**WHAT YOU NEED TO DO:** Copy out all lines that hold "Bolsas".

**STORED RECORDS:**
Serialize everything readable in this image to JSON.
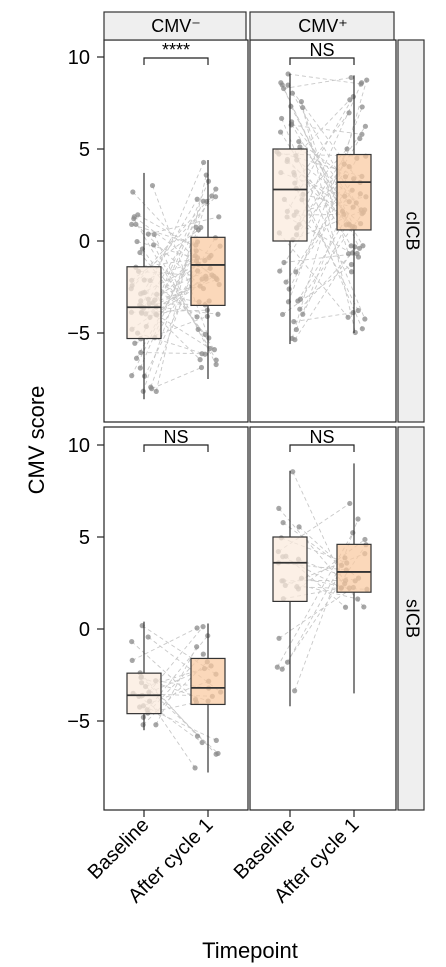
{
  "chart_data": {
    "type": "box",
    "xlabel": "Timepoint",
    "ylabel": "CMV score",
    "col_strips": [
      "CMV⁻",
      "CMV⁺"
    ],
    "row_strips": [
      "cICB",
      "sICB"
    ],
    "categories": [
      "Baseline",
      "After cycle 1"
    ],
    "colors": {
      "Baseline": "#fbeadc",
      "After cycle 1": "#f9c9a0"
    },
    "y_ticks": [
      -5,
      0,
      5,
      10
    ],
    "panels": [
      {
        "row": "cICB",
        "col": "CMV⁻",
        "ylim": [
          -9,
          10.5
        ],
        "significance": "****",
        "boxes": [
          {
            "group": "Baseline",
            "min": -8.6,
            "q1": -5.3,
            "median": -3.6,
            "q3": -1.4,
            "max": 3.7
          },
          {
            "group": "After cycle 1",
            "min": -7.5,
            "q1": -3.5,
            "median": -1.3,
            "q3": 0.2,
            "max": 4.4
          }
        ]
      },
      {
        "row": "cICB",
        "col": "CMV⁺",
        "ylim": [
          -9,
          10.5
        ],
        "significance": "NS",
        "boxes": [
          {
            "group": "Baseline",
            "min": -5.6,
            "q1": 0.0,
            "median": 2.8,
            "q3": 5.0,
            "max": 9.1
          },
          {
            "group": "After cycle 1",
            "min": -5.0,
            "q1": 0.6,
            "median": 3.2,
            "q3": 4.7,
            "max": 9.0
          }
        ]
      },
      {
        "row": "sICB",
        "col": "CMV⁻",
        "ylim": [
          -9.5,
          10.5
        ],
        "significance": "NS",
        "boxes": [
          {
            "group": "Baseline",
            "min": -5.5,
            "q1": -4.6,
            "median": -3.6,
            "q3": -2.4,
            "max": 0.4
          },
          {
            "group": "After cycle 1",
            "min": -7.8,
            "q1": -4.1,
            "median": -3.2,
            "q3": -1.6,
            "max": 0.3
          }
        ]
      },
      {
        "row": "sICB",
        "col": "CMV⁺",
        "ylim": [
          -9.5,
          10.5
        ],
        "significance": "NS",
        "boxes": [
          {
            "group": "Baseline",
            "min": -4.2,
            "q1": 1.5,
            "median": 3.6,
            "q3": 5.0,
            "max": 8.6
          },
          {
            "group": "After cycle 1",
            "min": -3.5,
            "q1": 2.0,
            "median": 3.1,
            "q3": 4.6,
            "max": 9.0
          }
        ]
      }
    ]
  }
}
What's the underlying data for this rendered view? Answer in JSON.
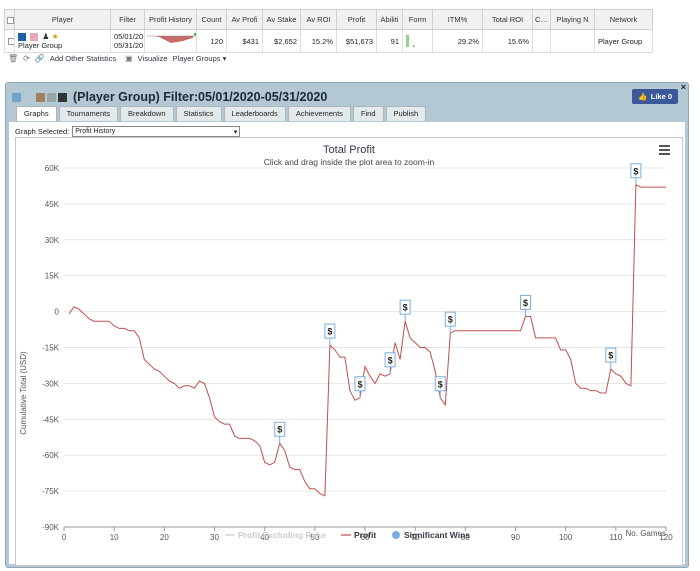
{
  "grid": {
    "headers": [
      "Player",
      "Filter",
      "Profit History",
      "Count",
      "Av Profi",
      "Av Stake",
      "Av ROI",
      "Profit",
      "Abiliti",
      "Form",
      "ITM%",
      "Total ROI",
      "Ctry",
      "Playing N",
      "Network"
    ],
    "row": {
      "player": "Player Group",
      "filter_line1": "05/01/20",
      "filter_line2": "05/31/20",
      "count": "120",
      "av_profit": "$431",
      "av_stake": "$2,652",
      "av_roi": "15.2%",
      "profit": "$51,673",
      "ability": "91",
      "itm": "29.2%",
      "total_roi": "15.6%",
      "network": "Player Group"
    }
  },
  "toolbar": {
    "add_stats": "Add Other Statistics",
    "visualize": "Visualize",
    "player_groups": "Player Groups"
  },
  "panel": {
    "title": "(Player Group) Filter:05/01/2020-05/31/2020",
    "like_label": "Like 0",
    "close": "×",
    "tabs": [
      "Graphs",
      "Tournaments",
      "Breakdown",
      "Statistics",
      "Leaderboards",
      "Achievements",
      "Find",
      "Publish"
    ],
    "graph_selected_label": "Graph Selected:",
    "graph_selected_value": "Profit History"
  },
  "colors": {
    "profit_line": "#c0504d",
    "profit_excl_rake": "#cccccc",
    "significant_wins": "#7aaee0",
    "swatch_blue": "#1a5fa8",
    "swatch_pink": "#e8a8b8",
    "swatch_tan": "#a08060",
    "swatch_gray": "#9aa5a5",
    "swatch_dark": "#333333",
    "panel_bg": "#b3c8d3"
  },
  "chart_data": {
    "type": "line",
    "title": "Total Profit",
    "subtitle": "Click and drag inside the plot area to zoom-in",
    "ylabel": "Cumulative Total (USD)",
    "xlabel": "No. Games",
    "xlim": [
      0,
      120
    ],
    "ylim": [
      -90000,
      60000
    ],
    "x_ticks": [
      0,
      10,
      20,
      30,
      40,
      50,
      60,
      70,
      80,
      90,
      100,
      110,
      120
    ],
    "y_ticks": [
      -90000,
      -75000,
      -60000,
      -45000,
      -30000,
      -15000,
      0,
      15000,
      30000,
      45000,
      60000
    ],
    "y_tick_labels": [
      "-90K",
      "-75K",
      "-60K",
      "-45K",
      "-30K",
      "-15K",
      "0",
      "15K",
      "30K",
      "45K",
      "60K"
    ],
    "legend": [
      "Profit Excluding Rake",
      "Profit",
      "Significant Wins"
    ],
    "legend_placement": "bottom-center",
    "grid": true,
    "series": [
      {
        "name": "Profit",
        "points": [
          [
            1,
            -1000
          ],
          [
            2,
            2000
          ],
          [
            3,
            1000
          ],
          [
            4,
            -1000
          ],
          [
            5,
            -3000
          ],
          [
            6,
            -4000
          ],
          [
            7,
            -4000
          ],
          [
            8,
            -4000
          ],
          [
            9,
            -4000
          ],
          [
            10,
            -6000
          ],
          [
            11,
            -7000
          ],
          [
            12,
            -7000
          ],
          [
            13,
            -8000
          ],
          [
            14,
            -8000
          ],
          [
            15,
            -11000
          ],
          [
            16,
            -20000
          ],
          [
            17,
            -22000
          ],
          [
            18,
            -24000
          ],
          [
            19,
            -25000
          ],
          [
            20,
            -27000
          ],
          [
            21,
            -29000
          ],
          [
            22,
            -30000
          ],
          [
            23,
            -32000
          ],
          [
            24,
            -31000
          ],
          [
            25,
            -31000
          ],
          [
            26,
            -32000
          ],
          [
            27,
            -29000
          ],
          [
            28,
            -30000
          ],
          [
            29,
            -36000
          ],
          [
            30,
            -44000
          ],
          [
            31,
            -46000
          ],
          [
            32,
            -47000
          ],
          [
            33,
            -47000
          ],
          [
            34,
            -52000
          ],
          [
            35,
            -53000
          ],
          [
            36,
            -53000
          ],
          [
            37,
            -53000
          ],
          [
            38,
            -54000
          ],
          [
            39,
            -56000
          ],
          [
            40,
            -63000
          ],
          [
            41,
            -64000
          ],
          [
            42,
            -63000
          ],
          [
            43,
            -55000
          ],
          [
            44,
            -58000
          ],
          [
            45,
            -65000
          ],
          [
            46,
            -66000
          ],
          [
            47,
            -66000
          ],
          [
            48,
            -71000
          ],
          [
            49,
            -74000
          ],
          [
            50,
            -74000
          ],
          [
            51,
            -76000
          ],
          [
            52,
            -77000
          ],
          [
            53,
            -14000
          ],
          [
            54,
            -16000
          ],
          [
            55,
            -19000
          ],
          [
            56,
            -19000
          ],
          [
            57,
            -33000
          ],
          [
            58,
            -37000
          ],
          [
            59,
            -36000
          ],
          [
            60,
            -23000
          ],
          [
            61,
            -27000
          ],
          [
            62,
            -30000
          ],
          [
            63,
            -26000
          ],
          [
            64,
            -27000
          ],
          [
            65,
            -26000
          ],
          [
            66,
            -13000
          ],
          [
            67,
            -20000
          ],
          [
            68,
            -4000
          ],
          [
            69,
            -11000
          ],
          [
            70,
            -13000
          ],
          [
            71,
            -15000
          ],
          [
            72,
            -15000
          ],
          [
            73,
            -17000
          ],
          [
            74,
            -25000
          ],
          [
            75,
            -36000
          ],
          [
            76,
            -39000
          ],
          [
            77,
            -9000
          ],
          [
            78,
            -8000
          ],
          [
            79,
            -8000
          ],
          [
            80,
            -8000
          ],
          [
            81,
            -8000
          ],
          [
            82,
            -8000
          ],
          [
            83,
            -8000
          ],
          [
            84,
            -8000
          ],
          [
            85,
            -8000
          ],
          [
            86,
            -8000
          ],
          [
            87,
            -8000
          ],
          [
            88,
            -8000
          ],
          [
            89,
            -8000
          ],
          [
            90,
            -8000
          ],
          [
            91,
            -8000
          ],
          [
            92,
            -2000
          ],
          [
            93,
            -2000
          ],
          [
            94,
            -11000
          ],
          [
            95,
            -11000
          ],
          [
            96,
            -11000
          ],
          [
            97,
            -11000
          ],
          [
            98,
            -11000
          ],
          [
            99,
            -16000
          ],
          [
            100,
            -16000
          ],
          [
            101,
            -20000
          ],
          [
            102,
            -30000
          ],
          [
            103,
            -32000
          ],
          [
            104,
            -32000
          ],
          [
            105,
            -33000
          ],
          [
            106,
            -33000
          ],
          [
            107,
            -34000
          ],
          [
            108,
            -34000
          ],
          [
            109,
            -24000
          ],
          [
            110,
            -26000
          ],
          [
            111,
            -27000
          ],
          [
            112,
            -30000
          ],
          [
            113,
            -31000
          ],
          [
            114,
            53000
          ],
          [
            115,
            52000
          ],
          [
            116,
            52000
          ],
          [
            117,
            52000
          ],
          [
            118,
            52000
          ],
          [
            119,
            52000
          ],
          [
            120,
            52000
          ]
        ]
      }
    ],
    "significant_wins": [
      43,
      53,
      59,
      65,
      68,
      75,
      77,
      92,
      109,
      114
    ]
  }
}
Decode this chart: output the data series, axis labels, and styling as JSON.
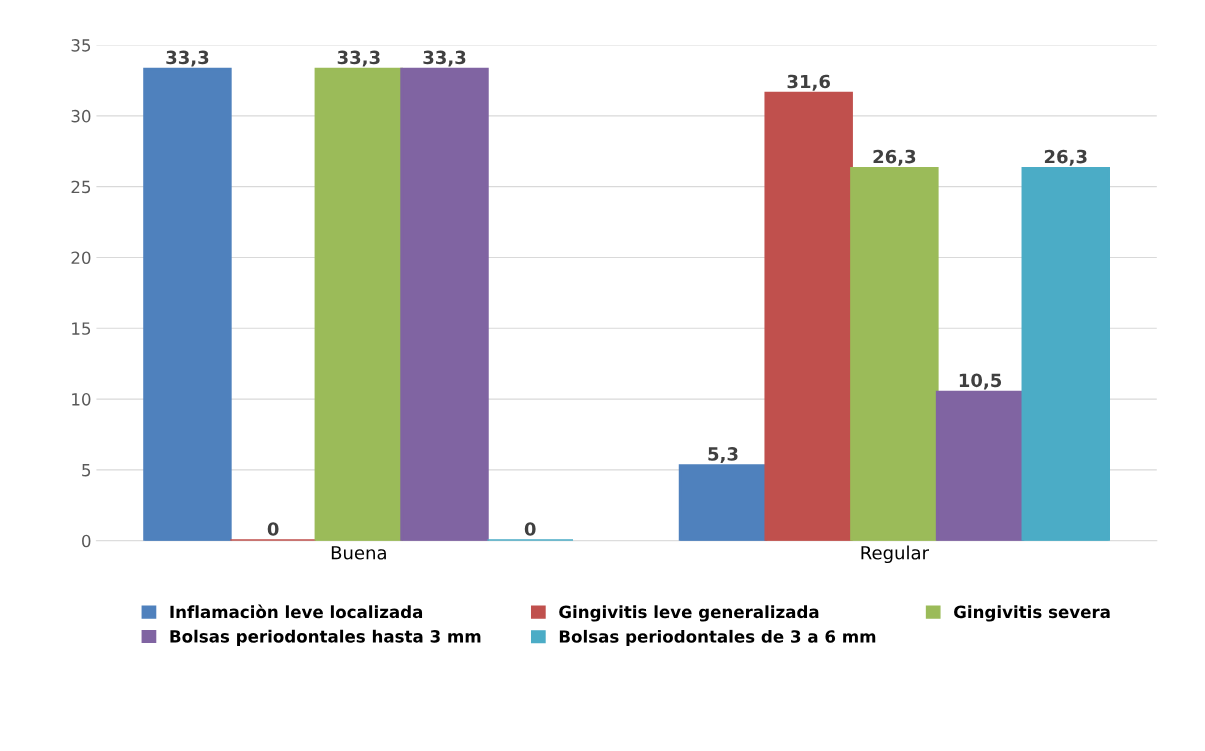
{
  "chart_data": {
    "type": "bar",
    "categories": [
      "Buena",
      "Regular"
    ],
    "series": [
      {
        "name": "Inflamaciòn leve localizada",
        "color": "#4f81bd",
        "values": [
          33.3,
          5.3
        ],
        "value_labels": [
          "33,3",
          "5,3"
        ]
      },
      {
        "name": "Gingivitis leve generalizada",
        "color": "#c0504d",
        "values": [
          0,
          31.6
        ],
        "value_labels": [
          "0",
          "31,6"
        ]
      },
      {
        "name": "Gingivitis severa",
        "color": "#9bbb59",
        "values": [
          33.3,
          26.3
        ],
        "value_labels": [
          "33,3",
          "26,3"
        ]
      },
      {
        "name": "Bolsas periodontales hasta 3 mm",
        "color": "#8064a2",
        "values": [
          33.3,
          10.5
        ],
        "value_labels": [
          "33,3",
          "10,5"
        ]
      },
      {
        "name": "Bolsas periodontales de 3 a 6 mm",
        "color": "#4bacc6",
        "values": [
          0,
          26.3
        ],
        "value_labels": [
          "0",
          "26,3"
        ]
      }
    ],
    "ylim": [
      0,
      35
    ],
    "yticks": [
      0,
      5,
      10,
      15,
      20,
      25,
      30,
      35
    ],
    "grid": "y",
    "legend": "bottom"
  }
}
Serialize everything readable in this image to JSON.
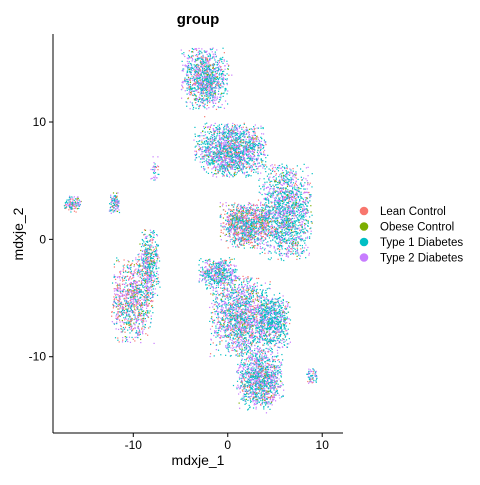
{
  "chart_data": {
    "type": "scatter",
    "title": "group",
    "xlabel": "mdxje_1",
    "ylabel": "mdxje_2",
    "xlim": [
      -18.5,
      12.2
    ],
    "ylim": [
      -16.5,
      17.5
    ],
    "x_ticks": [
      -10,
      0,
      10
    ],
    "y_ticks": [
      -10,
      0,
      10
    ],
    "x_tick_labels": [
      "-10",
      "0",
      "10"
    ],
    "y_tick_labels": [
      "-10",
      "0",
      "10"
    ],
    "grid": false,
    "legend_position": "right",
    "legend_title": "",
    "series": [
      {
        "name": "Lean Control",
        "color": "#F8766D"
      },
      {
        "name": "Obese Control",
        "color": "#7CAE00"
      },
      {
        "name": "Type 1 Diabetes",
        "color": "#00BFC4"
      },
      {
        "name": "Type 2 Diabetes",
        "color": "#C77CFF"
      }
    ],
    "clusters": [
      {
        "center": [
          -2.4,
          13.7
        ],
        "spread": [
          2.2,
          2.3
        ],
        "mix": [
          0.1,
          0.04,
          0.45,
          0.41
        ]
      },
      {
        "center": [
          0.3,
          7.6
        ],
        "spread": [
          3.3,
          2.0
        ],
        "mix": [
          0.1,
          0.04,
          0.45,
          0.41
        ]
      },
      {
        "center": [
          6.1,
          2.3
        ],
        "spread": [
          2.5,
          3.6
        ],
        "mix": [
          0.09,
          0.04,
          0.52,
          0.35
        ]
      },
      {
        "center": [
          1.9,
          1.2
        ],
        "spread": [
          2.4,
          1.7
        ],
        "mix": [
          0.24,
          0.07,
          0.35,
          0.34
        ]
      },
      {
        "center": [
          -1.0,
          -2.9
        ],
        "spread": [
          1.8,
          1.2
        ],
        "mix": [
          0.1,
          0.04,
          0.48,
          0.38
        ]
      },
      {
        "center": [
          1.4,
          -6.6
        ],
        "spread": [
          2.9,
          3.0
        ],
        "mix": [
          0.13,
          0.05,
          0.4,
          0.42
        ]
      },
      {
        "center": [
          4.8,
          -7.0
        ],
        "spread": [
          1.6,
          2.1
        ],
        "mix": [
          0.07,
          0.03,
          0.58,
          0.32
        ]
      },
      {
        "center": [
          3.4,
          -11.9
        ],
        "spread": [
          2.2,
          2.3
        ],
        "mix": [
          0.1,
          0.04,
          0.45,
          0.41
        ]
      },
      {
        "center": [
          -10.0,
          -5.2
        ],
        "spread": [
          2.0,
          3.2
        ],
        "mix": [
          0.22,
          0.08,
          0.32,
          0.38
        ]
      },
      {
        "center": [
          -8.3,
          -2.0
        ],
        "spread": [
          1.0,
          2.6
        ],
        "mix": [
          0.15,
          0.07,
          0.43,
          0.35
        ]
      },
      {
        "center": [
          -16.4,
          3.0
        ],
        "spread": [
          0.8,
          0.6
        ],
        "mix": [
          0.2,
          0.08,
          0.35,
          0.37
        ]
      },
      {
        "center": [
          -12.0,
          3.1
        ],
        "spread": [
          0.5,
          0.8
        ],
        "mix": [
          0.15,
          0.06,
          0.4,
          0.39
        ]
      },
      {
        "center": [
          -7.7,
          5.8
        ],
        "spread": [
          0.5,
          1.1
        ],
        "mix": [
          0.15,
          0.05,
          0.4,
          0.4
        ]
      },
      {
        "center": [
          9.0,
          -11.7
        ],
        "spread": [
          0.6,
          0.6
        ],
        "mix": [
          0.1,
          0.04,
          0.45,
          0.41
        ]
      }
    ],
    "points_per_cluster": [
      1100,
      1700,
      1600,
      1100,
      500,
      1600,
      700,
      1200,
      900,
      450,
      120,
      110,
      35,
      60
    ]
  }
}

**SOLUTION FOR THIS PROBLEM:**
        "name": "Bolsas periodontales hasta 3 mm",
        "name": "Bolsas periodontales de 3 a 6 mm",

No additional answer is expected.